(begin)

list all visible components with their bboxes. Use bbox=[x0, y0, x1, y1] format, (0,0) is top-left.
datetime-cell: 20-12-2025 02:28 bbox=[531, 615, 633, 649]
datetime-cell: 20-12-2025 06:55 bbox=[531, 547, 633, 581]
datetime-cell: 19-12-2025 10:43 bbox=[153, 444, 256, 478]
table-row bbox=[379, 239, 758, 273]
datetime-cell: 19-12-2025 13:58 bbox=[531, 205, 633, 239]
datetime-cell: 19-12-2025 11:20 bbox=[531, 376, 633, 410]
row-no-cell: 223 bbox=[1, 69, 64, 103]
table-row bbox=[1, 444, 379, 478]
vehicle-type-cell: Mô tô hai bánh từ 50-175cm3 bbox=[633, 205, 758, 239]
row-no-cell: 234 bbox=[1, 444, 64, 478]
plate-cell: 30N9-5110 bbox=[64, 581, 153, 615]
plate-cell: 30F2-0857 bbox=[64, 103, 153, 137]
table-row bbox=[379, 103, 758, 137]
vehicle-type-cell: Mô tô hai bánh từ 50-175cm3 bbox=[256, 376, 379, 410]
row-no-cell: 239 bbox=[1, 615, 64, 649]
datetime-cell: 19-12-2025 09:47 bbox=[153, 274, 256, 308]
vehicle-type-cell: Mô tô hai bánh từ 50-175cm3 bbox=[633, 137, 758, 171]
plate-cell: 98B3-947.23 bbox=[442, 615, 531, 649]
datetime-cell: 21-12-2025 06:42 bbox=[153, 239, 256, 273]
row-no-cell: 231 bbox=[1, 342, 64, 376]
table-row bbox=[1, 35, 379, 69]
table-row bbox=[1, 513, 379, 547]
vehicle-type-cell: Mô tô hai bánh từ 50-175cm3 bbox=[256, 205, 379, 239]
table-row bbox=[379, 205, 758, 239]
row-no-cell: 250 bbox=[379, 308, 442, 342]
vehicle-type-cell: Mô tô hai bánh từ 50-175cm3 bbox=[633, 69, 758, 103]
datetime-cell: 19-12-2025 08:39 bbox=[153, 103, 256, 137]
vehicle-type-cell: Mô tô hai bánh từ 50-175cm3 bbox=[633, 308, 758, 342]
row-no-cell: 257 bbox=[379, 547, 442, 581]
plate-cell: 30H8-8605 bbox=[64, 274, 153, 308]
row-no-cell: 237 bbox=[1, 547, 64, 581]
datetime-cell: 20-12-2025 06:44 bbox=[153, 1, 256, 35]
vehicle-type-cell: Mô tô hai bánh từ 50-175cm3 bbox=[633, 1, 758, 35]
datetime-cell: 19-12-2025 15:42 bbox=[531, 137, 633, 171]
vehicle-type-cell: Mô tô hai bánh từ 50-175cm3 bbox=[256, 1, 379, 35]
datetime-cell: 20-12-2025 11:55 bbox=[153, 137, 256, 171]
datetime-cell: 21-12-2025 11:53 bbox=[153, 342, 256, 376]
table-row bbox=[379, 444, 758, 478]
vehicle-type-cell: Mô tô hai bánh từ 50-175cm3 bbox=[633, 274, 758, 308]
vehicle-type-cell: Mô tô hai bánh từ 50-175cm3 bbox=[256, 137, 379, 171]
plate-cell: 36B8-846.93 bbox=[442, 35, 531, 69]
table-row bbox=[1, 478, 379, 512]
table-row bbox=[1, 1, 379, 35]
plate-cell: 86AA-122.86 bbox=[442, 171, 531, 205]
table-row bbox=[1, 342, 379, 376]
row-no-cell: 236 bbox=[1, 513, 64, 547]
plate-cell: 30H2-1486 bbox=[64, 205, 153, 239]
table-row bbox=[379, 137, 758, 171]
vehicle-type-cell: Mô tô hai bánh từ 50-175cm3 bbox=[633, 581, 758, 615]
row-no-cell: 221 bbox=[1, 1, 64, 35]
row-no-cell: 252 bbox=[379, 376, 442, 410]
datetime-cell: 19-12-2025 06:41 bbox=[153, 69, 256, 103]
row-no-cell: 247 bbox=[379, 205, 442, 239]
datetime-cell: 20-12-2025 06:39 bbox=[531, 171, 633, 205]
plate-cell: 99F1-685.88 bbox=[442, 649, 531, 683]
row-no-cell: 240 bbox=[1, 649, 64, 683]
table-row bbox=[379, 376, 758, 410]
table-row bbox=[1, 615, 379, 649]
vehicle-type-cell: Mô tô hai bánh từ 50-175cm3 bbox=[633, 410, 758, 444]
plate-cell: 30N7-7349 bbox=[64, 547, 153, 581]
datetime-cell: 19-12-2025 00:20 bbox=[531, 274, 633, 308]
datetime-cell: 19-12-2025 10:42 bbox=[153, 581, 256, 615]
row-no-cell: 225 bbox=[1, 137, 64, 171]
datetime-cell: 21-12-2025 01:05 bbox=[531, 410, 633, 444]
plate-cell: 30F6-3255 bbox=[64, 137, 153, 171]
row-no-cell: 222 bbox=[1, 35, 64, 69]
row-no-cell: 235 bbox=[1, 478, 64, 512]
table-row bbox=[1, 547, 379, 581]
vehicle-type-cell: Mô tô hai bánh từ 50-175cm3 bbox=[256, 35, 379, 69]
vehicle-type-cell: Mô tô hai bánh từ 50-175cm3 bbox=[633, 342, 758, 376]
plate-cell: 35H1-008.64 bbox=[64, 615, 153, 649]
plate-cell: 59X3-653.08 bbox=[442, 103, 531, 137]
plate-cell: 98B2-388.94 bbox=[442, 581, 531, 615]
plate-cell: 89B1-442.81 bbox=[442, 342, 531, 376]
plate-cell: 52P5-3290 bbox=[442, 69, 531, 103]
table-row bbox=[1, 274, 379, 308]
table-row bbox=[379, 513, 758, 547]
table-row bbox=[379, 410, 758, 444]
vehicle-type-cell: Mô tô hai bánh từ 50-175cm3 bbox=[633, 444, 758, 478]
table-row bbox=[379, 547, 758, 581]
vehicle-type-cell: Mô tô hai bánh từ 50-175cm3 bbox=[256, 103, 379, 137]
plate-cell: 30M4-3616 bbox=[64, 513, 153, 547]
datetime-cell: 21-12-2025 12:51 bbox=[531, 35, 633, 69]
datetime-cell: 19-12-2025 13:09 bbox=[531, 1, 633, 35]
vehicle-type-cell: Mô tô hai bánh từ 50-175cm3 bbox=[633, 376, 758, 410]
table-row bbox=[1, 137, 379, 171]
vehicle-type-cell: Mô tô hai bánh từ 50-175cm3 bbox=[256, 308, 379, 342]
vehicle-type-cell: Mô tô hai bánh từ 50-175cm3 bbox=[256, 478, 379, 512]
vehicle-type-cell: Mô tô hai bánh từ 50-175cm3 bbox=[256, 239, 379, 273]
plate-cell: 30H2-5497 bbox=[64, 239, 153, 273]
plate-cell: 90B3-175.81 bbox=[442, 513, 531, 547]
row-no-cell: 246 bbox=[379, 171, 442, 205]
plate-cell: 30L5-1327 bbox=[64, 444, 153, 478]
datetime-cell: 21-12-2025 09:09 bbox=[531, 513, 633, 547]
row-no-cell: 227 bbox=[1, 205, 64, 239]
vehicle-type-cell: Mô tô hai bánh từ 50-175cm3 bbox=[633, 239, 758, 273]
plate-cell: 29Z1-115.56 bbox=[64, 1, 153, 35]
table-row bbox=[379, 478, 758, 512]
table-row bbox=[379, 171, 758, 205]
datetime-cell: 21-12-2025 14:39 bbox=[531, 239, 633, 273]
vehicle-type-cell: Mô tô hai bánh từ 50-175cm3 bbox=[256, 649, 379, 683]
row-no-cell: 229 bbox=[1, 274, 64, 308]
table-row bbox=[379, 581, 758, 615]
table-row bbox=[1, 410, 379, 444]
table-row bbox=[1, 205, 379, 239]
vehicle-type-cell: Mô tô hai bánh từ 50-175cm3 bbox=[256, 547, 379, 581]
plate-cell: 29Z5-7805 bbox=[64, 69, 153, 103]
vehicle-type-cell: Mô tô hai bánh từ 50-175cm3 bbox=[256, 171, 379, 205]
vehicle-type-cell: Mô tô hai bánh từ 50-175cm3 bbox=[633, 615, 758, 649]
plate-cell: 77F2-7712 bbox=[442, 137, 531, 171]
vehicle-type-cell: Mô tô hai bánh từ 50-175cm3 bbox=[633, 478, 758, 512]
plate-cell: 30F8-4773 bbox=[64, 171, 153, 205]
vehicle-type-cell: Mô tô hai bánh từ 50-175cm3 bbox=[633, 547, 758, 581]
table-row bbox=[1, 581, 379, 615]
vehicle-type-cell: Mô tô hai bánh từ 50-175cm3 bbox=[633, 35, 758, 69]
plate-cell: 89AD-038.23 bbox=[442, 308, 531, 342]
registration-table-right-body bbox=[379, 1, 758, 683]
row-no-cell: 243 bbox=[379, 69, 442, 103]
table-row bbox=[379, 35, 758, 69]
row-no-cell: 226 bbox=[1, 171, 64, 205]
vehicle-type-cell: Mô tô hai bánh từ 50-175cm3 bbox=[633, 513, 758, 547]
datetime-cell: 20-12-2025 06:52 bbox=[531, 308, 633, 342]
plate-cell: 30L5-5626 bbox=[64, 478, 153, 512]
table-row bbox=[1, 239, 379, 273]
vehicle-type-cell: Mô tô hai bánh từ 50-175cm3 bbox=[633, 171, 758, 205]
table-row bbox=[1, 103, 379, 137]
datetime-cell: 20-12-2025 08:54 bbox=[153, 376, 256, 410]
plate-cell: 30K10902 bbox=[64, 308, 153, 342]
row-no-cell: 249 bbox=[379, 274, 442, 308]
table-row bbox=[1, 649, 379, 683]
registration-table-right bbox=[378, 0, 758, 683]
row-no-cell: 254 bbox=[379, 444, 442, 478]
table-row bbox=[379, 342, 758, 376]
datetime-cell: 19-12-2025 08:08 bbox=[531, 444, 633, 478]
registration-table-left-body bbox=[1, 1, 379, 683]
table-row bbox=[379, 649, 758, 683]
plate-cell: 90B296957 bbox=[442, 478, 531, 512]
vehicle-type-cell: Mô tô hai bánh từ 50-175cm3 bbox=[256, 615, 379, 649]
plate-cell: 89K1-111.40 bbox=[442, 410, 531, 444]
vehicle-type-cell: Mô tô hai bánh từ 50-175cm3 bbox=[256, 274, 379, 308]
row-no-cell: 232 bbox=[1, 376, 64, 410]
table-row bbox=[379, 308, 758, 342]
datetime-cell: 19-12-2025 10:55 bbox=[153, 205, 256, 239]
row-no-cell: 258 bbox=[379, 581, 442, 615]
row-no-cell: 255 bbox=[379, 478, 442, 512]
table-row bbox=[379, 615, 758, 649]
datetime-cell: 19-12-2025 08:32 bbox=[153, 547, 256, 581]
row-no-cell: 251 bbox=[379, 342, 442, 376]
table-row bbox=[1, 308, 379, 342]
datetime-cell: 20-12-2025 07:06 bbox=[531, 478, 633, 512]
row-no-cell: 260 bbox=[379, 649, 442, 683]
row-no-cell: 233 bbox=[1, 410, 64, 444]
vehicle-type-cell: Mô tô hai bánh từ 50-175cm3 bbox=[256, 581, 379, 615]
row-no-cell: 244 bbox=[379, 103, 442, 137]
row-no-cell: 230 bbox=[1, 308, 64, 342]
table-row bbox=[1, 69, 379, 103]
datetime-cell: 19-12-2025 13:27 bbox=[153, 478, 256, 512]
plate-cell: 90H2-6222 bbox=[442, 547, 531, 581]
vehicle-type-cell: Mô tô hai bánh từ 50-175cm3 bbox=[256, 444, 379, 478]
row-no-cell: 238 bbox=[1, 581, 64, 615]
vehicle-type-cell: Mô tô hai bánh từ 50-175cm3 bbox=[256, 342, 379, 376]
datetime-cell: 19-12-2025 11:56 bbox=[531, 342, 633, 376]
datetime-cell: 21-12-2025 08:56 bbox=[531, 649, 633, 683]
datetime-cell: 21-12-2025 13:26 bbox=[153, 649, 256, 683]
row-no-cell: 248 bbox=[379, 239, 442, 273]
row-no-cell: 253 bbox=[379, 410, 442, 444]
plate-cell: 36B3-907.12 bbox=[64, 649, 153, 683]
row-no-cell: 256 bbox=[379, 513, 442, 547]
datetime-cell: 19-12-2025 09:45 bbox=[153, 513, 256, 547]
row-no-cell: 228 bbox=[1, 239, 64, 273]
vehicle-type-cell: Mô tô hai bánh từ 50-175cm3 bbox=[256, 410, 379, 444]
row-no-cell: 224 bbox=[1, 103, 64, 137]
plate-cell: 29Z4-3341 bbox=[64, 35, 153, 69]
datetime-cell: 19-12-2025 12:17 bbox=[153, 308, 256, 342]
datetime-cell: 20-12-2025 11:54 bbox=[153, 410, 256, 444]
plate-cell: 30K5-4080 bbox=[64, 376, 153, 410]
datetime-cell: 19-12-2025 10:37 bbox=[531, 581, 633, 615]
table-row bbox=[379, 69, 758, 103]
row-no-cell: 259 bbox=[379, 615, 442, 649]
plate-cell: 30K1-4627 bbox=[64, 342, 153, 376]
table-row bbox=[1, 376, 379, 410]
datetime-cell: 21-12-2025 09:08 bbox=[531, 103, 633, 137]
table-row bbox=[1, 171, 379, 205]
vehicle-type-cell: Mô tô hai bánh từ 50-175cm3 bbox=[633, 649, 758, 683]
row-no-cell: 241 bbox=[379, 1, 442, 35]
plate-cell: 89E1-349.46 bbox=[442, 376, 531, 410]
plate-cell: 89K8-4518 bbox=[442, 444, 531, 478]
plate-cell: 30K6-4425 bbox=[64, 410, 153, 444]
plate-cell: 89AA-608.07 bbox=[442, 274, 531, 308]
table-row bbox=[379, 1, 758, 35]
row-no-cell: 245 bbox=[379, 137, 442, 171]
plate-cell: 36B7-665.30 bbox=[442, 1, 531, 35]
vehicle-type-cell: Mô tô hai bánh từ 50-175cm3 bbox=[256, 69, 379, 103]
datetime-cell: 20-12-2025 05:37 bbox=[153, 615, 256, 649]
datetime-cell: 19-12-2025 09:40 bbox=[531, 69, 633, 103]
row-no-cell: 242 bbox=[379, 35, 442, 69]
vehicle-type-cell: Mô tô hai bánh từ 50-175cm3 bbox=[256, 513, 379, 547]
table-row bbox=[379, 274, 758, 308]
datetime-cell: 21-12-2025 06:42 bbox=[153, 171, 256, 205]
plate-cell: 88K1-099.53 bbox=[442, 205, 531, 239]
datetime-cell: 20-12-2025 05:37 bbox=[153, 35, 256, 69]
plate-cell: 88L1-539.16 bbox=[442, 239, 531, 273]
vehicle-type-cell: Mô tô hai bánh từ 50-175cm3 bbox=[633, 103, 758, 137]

(end)

### WHAT IS EXPECTED
Can you render the material above as a numbered list, from its first line through the line containing "datetime-cell: 19-12-2025 10:43", inclusive, with blank lines left out?

### TASK SOLUTION
1. list all visible components with their bboxes. Use bbox=[x0, y0, x1, y1] format, (0,0) is top-left.
2. datetime-cell: 20-12-2025 02:28 bbox=[531, 615, 633, 649]
3. datetime-cell: 20-12-2025 06:55 bbox=[531, 547, 633, 581]
4. datetime-cell: 19-12-2025 10:43 bbox=[153, 444, 256, 478]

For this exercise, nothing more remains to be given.